→ Instruction: Search the listing below for the string "Asin" and copy every line where it occurs.

→ Supplied entries:
□ □ □

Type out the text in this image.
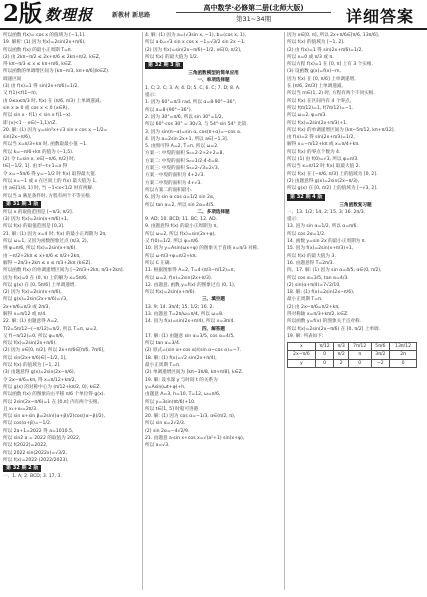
2版 数理报	新教材 新思路
高中数学·必修第二册(北师大版)
第31~34期	详细答案
所以函数 f(x)= cos x 的值域为 [−1,1].
19. 解析: (1) 因为 f(x)=2sin(2x+π/6),
所以函数 f(x) 的最小正周期 T=π.
(2) 由 2kπ−π/2 ≤ 2x+π/6 ≤ 2kπ+π/2, k∈Z,
得 kπ−π/3 ≤ x ≤ kπ+π/6, k∈Z.
所以函数的单调增区间为 [kπ−π/3, kπ+π/6](k∈Z).
调递区间
(3) 由 f(x)=1 得 sin(2x+π/6)=1/2,
又 f(1)<f(1−π),
由 0≤x≤π/3 时, f(x) 在 (π/6, π/3) 上单调递减,
sin x ≥ 0 或 cos x < 0 (x∈R),
所以 sin x · f(1) < sin x f(1−x).
即 |x|<1 ·· x∈(−1,1)∩Z.
20. 解: (1) 因为 y=sin²x+√3 sin x cos x −1/2=
sin(2x−π/6),
所以当 x=π/3+kπ 时, 函数取最小值 −1.
所以 k=−π/6+kπ 的值为 (−1,5).
(2) 令 t=sin x, x∈[−π/6, π/2] 时,
t∈[−1/2, 1]. 由 t²−t+1=a 得
令 x=−5π/6 得 y=−1/2 时 f(x) 取得最大值.
所以 x=−1 或 x 在区间上的 f(x) 最大值为 1,
由 a∈[1/4, 1] 时, 当 −1<x<1/2 时有两解.
所以当 a 满足条件时, 方程有两个不等实根.
第 31 期 3 版
所以 x 的取值范围是 [−π/3, π/2].
(3) 因为 f(x)=2sin(x+π/6)+1,
所以 f(x) 的取值范围是 [0,3].
21. 解: (1) 因为 x=4 时, f(x) 的最小正周期为 2π,
所以 ω=1, 又因为函数图象过点 (π/3, 2),
则 φ=π/6, 所以 f(x)=2sin(x+π/6).
由 −π/2+2kπ ≤ x+π/6 ≤ π/2+2kπ,
解得 −2π/3+2kπ ≤ x ≤ π/3+2kπ (k∈Z).
所以函数 f(x) 的单调递增区间为 [−2π/3+2kπ, π/3+2kπ].
因为 f(x)=0 在 (0, π) 上的解为 x=5π/6,
所以 g(x) 在 [0, 5π/6] 上单调递增.
(2) 因为 f(x)=2sin(x+π/6),
所以 g(x)=2sin(2x+π/6)=√3,
2x+π/6=π/3 或 2π/3,
解得 x=π/12 或 π/4.
22. 解: (1) 由题意得 A=2,
T/2=5π/12−(−π/12)=π/2, 所以 T=π, ω=2,
又 f(−π/12)=0, 所以 φ=π/6,
所以 f(x)=2sin(2x+π/6).
(2) 因为 x∈[0, π/2], 所以 2x+π/6∈[π/6, 7π/6],
所以 sin(2x+π/6)∈[−1/2, 1],
所以 f(x) 的值域为 [−1, 2].
(3) 由题意得 g(x)=2sin(2x−π/6),
令 2x−π/6=kπ, 得 x=π/12+kπ/2,
所以 g(x) 的对称中心为 (π/12+kπ/2, 0), k∈Z.
所以函数 f(x) 的图象向右平移 π/6 个单位得 g(x).
所以 2sin(2x−π/6)=1 在 [0,π] 内有两个实根,
且 x₁+x₂=2π/3.
所以 sin α+sin β=2sin((α+β)/2)cos((α−β)/2),
所以 cos(α+β)=−1/2.
所以 2a+1=2022 得 a=1010.5,
所以 sin2 a = 2022 的取值为 2022,
所以 f(2022)=2022,
所以 2022·sin(2022x)=√3/2,
所以 f(x)=2022·(2022/2023).
第 32 期 2 版
一、1. A; 2. BCD; 3. 17, 3.
4. 解: (1) 因为 a=(√3sin x, −1), b=(cos x, 1),
所以 a·b=√3 sin x cos x −1=√3/2 sin 2x −1.
(2) 因为 f(x)=sin(2x−π/6)−1/2, x∈[0, π/2],
所以 f(x) 的最大值为 1/2.
第 32 期 3 版
三角函数模型的简单应用
一、单项选择题
1. C; 2. C; 3. A; 4. D; 5. C; 6. C; 7. D; 8. A.
提示:
1. 因为 60°=π/3 rad, 所以 α=8·90°−36°,
所以 α=8·(90°−36°).
2. 因为 30°=π/6, 所以 sin 30°=1/2,
所以 60°·cos 30° = 30√3, 与 54°·sin 54° 比较.
3. 因为 sin(π−α)=sin α, cos(π+α)=−cos α.
4. 因为 a=2sin 2x+1, 所以 a∈[−1,3].
5. 由图可得 A=2, T=π, 所以 ω=2.
方案一: 中堤的面积 S₁=2·2+2+2=8,
方案二: 中堤的面积 S₂=1/2·4·4=8.
方案三: 中堤的面积 S₃=2·√3=2√3,
方案一中堤的面积为 4+2√3.
方案二中堤的面积为 4+√3.
所以方案二的面积最小.
6. 因为 sin α cos α=1/2 sin 2α,
所以 tan α=2, 所以 sin 2α=4/5.
二、多项选择题
9. AD; 10. BCD; 11. BC; 12. AD.
9. 由题意得 f(x) 的最小正周期为 π,
所以 ω=2, 所以 f(x)=sin(2x+φ),
又 f(0)=1/2, 所以 φ=π/6.
10. 因为 y=Asin(ωx+φ) 的图象关于直线 x=π/3 对称,
所以 ω·π/3+φ=π/2+kπ,
所以 C 正确.
11. 根据图象得 A=2, T=4·(π/3−π/12)=π,
所以 ω=2, f(x)=2sin(2x+π/3).
12. 由题意, 函数 y=f(x) 的图象过点 (0, 1),
所以 f(x)=2sin(x+π/6).
三、填空题
13. 9; 14. 3π/4; 15. 1/2; 16. 2.
13. 由题意 T=2π/ω=π/4, 所以 ω=8.
14. 因为 f(x)=sin(2x+π/4), 所以 x=3π/4.
四、解答题
17. 解: (1) 由题意 sin α=3/5, cos α=4/5,
所以 tan α=3/4.
(2) 原式=(sin α+cos α)/(sin α−cos α)=−7.
18. 解: (1) f(x)=√2 sin(2x+π/4),
最小正周期 T=π.
(2) 单调递增区间为 [kπ−3π/8, kπ+π/8], k∈Z.
19. 解: 设水深 y 与时间 t 的关系为
y=Asin(ωt+φ)+h,
由题意 A=3, h=10, T=12, ω=π/6,
所以 y=3sin(πt/6)+10.
所以 t∈[1, 5] 时船可进港.
20. 解: (1) 因为 cos α=−1/3, α∈(π/2, π),
所以 sin α=2√2/3.
(2) sin 2α=−4√2/9.
21. 由题意 a·sin x+cos x=√(a²+1) sin(x+φ),
所以 a=√3.
因为 x∈[0, π], 所以 2x+π/6∈[π/6, 13π/6],
所以 f(x) 的值域为 [−1, 2].
(2) 由 f(x)=1 得 sin(2x+π/6)=1/2,
所以 x=0 或 π/3 或 π.
所以方程 f(x)=1 在 [0, π] 上有 3 个实根.
(3) 设函数 g(x)=f(x)−m,
因为 f(x) 在 [0, π/6] 上单调递增,
在 [π/6, 2π/3] 上单调递减,
所以当 m∈(1, 2) 时, 方程有两个不同实根.
所以 f(x) 在区间内有 4 个零点,
所以 f(π/12)=1, f(7π/12)=−1.
所以 ω=2, φ=π/3.
所以 f(x)=2sin(2x+π/3)+1.
所以 f(x) 的单调递增区间为 [kπ−5π/12, kπ+π/12].
由 f(x)=2 得 sin(2x+π/3)=1/2,
解得 x=−π/12+kπ 或 x=π/4+kπ.
所以 f(x) 的零点个数为 4.
所以 (1) 由 f(0)=√3, 所以 φ=π/3.
所以当 x=π/12 时 f(x) 取最大值 2.
所以 f(x) 在 [−π/6, π/3] 上的值域为 [0, 2].
(2) 由题意得 g(x)=2sin(2x−π/3),
所以 g(x) 在 [0, π/2] 上的值域为 [−√3, 2].
第 32 期 4 版
三角函数复习题
一、13. 1/2; 14. 2; 15. 3; 16. 2π/3.
提示:
13. 因为 sin α=1/2, 所以 α=π/6.
所以 cos 2α=1/2.
14. 函数 y=sin 2x 的最小正周期为 π.
15. 因为 f(x)=2sin(x+π/3)+1,
所以 f(x) 的最大值为 3.
16. 由题意得 T=2π/3.
四、17. 解: (1) 因为 sin α=4/5, α∈(0, π/2),
所以 cos α=3/5, tan α=4/3.
(2) sin(α+π/4)=7√2/10.
18. 解: (1) f(x)=2sin(2x−π/6),
最小正周期 T=π.
(2) 由 2x−π/6=π/2+kπ,
得对称轴 x=π/3+kπ/2, k∈Z.
所以函数 y=f(x) 的图象关于点对称.
所以 f(x)=2sin(2x−π/6) 在 [0, π/2] 上单调.
19. 解: 列表如下:
x	π/12	π/3	7π/12	5π/6	13π/12
2x−π/6	0	π/2	π	3π/2	2π
y	0	2	0	−2	0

□ □ □

→ Full response:
10. 因为 y=Asin(ωx+φ) 的图象关于直线 x=π/3 对称,
y=Asin(ωt+φ)+h,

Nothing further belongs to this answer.